*WHAT THE TASK REQUIRES:* Return each entry exactly, omitting nothing.

### TASK INPUTS ###

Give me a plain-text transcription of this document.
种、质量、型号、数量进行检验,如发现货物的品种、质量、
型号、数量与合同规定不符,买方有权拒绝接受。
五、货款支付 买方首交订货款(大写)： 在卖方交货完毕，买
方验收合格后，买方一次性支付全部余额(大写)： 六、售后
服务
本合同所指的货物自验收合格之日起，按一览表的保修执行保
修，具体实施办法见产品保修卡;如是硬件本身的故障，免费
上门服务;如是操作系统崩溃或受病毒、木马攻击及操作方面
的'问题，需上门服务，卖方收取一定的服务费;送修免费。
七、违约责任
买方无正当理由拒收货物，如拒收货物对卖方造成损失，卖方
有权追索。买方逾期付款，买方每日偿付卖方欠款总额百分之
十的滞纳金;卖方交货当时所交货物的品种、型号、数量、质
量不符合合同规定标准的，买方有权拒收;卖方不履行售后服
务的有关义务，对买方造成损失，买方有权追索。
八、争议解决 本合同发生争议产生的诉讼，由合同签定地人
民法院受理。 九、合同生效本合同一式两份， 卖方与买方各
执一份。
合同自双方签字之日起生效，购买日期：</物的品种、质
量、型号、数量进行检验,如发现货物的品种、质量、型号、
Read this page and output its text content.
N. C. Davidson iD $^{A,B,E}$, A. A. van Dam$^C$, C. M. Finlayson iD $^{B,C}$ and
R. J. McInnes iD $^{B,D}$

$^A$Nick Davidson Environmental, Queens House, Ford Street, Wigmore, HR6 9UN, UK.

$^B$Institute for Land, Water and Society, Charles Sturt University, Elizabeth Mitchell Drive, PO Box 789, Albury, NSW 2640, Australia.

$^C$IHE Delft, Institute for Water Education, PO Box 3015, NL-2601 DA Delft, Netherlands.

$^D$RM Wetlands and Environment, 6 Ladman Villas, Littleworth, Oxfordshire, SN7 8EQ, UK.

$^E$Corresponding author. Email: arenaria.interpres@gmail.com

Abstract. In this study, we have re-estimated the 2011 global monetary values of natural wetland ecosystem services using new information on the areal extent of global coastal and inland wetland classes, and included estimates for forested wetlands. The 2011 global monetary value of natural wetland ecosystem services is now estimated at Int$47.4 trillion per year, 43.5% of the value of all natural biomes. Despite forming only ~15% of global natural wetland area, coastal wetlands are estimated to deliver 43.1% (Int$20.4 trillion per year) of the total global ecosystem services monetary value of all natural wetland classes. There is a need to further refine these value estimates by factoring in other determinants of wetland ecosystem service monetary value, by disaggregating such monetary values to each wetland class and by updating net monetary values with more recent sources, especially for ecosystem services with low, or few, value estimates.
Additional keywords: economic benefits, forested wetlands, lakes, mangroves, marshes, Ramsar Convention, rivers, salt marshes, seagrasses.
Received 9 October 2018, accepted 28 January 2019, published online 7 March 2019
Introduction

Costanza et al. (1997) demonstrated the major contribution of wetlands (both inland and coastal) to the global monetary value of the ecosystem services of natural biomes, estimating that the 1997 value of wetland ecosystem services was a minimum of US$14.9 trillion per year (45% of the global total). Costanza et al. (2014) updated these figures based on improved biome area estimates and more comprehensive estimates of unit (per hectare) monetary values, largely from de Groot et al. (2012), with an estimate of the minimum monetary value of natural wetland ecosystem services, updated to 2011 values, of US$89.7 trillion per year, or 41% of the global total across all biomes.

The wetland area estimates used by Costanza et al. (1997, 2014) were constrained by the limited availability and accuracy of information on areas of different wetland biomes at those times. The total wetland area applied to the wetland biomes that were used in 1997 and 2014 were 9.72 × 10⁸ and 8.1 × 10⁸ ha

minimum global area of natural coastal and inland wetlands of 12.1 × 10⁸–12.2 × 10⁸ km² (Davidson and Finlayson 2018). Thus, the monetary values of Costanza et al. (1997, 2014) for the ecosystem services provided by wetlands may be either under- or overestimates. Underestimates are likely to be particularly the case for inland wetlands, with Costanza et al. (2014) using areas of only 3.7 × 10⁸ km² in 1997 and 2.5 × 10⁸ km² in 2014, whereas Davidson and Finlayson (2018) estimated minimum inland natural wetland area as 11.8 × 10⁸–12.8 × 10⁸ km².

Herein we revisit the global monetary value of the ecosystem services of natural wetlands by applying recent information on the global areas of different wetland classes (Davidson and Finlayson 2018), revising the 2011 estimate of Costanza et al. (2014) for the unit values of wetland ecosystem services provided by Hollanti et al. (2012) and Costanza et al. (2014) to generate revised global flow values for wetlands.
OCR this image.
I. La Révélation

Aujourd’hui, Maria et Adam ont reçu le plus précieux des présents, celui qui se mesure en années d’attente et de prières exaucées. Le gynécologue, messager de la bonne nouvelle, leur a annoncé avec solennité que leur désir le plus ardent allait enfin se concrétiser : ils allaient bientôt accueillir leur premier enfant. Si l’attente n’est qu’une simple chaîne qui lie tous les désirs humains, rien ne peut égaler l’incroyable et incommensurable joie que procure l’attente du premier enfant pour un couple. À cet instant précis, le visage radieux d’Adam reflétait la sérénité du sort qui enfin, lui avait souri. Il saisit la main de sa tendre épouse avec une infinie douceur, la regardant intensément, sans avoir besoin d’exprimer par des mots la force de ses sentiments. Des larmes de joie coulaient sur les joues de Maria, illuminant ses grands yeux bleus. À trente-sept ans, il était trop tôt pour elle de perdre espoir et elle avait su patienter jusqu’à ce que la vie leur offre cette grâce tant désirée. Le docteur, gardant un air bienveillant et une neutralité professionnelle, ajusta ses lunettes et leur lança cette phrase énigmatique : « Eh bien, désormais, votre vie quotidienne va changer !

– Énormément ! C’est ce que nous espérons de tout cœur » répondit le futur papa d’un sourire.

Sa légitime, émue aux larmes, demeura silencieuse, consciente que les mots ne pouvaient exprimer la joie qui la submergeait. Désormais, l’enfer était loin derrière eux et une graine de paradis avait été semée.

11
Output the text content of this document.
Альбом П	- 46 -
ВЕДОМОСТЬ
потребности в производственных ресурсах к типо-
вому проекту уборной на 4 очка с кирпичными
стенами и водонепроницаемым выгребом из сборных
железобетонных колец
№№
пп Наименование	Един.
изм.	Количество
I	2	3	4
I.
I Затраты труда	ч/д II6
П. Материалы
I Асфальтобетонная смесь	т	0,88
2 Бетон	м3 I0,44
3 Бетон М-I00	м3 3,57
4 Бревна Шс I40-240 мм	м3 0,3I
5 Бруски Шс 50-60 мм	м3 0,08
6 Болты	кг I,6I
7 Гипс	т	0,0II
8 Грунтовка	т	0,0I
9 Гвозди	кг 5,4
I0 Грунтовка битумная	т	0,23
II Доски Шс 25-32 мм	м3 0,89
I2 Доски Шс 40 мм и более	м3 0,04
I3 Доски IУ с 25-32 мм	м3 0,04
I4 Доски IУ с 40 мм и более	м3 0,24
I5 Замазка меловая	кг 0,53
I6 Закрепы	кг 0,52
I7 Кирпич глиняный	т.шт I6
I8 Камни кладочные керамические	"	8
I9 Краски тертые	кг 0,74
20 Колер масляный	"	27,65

###

*WRITTEN ANSWER:*
Give me a plain-text transcription of this document.
种、质量、型号、数量进行检验,如发现货物的品种、质量、
型号、数量与合同规定不符,买方有权拒绝接受。
五、货款支付 买方首交订货款(大写)： 在卖方交货完毕，买
方验收合格后，买方一次性支付全部余额(大写)： 六、售后
服务
本合同所指的货物自验收合格之日起，按一览表的保修执行保
修，具体实施办法见产品保修卡;如是硬件本身的故障，免费
上门服务;如是操作系统崩溃或受病毒、木马攻击及操作方面
的'问题，需上门服务，卖方收取一定的服务费;送修免费。
七、违约责任
买方无正当理由拒收货物，如拒收货物对卖方造成损失，卖方
有权追索。买方逾期付款，买方每日偿付卖方欠款总额百分之
十的滞纳金;卖方交货当时所交货物的品种、型号、数量、质
量不符合合同规定标准的，买方有权拒收;卖方不履行售后服
务的有关义务，对买方造成损失，买方有权追索。
八、争议解决 本合同发生争议产生的诉讼，由合同签定地人
民法院受理。 九、合同生效本合同一式两份， 卖方与买方各
执一份。
合同自双方签字之日起生效，购买日期：</物的品种、质
量、型号、数量进行检验,如发现货物的品种、质量、型号、
Read this page and output its text content.
N. C. Davidson iD $^{A,B,E}$, A. A. van Dam$^C$, C. M. Finlayson iD $^{B,C}$ and
R. J. McInnes iD $^{B,D}$

$^A$Nick Davidson Environmental, Queens House, Ford Street, Wigmore, HR6 9UN, UK.

$^B$Institute for Land, Water and Society, Charles Sturt University, Elizabeth Mitchell Drive, PO Box 789, Albury, NSW 2640, Australia.

$^C$IHE Delft, Institute for Water Education, PO Box 3015, NL-2601 DA Delft, Netherlands.

$^D$RM Wetlands and Environment, 6 Ladman Villas, Littleworth, Oxfordshire, SN7 8EQ, UK.

$^E$Corresponding author. Email: arenaria.interpres@gmail.com

Abstract. In this study, we have re-estimated the 2011 global monetary values of natural wetland ecosystem services using new information on the areal extent of global coastal and inland wetland classes, and included estimates for forested wetlands. The 2011 global monetary value of natural wetland ecosystem services is now estimated at Int$47.4 trillion per year, 43.5% of the value of all natural biomes. Despite forming only ~15% of global natural wetland area, coastal wetlands are estimated to deliver 43.1% (Int$20.4 trillion per year) of the total global ecosystem services monetary value of all natural wetland classes. There is a need to further refine these value estimates by factoring in other determinants of wetland ecosystem service monetary value, by disaggregating such monetary values to each wetland class and by updating net monetary values with more recent sources, especially for ecosystem services with low, or few, value estimates.
Additional keywords: economic benefits, forested wetlands, lakes, mangroves, marshes, Ramsar Convention, rivers, salt marshes, seagrasses.
Received 9 October 2018, accepted 28 January 2019, published online 7 March 2019
Introduction

Costanza et al. (1997) demonstrated the major contribution of wetlands (both inland and coastal) to the global monetary value of the ecosystem services of natural biomes, estimating that the 1997 value of wetland ecosystem services was a minimum of US$14.9 trillion per year (45% of the global total). Costanza et al. (2014) updated these figures based on improved biome area estimates and more comprehensive estimates of unit (per hectare) monetary values, largely from de Groot et al. (2012), with an estimate of the minimum monetary value of natural wetland ecosystem services, updated to 2011 values, of US$89.7 trillion per year, or 41% of the global total across all biomes.

The wetland area estimates used by Costanza et al. (1997, 2014) were constrained by the limited availability and accuracy of information on areas of different wetland biomes at those times. The total wetland area applied to the wetland biomes that were used in 1997 and 2014 were 9.72 × 10⁸ and 8.1 × 10⁸ ha

minimum global area of natural coastal and inland wetlands of 12.1 × 10⁸–12.2 × 10⁸ km² (Davidson and Finlayson 2018). Thus, the monetary values of Costanza et al. (1997, 2014) for the ecosystem services provided by wetlands may be either under- or overestimates. Underestimates are likely to be particularly the case for inland wetlands, with Costanza et al. (2014) using areas of only 3.7 × 10⁸ km² in 1997 and 2.5 × 10⁸ km² in 2014, whereas Davidson and Finlayson (2018) estimated minimum inland natural wetland area as 11.8 × 10⁸–12.8 × 10⁸ km².

Herein we revisit the global monetary value of the ecosystem services of natural wetlands by applying recent information on the global areas of different wetland classes (Davidson and Finlayson 2018), revising the 2011 estimate of Costanza et al. (2014) for the unit values of wetland ecosystem services provided by Hollanti et al. (2012) and Costanza et al. (2014) to generate revised global flow values for wetlands.
OCR this image.
I. La Révélation

Aujourd’hui, Maria et Adam ont reçu le plus précieux des présents, celui qui se mesure en années d’attente et de prières exaucées. Le gynécologue, messager de la bonne nouvelle, leur a annoncé avec solennité que leur désir le plus ardent allait enfin se concrétiser : ils allaient bientôt accueillir leur premier enfant. Si l’attente n’est qu’une simple chaîne qui lie tous les désirs humains, rien ne peut égaler l’incroyable et incommensurable joie que procure l’attente du premier enfant pour un couple. À cet instant précis, le visage radieux d’Adam reflétait la sérénité du sort qui enfin, lui avait souri. Il saisit la main de sa tendre épouse avec une infinie douceur, la regardant intensément, sans avoir besoin d’exprimer par des mots la force de ses sentiments. Des larmes de joie coulaient sur les joues de Maria, illuminant ses grands yeux bleus. À trente-sept ans, il était trop tôt pour elle de perdre espoir et elle avait su patienter jusqu’à ce que la vie leur offre cette grâce tant désirée. Le docteur, gardant un air bienveillant et une neutralité professionnelle, ajusta ses lunettes et leur lança cette phrase énigmatique : « Eh bien, désormais, votre vie quotidienne va changer !

– Énormément ! C’est ce que nous espérons de tout cœur » répondit le futur papa d’un sourire.

Sa légitime, émue aux larmes, demeura silencieuse, consciente que les mots ne pouvaient exprimer la joie qui la submergeait. Désormais, l’enfer était loin derrière eux et une graine de paradis avait été semée.

11
Output the text content of this document.
Альбом П	- 46 -
ВЕДОМОСТЬ
потребности в производственных ресурсах к типо-
вому проекту уборной на 4 очка с кирпичными
стенами и водонепроницаемым выгребом из сборных
железобетонных колец
№№
пп Наименование	Един.
изм.	Количество
I	2	3	4
I.
I Затраты труда	ч/д II6
П. Материалы
I Асфальтобетонная смесь	т	0,88
2 Бетон	м3 I0,44
3 Бетон М-I00	м3 3,57
4 Бревна Шс I40-240 мм	м3 0,3I
5 Бруски Шс 50-60 мм	м3 0,08
6 Болты	кг I,6I
7 Гипс	т	0,0II
8 Грунтовка	т	0,0I
9 Гвозди	кг 5,4
I0 Грунтовка битумная	т	0,23
II Доски Шс 25-32 мм	м3 0,89
I2 Доски Шс 40 мм и более	м3 0,04
I3 Доски IУ с 25-32 мм	м3 0,04
I4 Доски IУ с 40 мм и более	м3 0,24
I5 Замазка меловая	кг 0,53
I6 Закрепы	кг 0,52
I7 Кирпич глиняный	т.шт I6
I8 Камни кладочные керамические	"	8
I9 Краски тертые	кг 0,74
20 Колер масляный	"	27,65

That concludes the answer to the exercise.